(Entries with figure data)

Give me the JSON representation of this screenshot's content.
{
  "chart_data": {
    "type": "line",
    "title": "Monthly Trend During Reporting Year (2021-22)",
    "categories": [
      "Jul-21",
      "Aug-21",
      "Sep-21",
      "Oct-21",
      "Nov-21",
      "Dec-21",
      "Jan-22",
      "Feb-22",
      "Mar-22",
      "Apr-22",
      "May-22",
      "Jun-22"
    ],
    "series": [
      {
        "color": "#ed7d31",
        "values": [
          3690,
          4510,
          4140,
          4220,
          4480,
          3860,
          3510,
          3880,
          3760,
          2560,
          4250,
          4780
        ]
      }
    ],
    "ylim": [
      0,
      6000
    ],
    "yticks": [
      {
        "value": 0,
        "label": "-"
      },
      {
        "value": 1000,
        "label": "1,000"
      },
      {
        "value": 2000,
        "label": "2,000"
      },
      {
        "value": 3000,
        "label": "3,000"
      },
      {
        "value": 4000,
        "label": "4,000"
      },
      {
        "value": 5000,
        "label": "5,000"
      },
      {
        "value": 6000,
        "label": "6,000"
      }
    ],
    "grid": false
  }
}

* **Goal of the exercise**: Go through the entries and repeat each one exactly.

* **Completed task**:
Give me the JSON representation of this screenshot's content.
{
  "chart_data": {
    "type": "line",
    "title": "Monthly Trend During Reporting Year (2021-22)",
    "categories": [
      "Jul-21",
      "Aug-21",
      "Sep-21",
      "Oct-21",
      "Nov-21",
      "Dec-21",
      "Jan-22",
      "Feb-22",
      "Mar-22",
      "Apr-22",
      "May-22",
      "Jun-22"
    ],
    "series": [
      {
        "color": "#ed7d31",
        "values": [
          3690,
          4510,
          4140,
          4220,
          4480,
          3860,
          3510,
          3880,
          3760,
          2560,
          4250,
          4780
        ]
      }
    ],
    "ylim": [
      0,
      6000
    ],
    "yticks": [
      {
        "value": 0,
        "label": "-"
      },
      {
        "value": 1000,
        "label": "1,000"
      },
      {
        "value": 2000,
        "label": "2,000"
      },
      {
        "value": 3000,
        "label": "3,000"
      },
      {
        "value": 4000,
        "label": "4,000"
      },
      {
        "value": 5000,
        "label": "5,000"
      },
      {
        "value": 6000,
        "label": "6,000"
      }
    ],
    "grid": false
  }
}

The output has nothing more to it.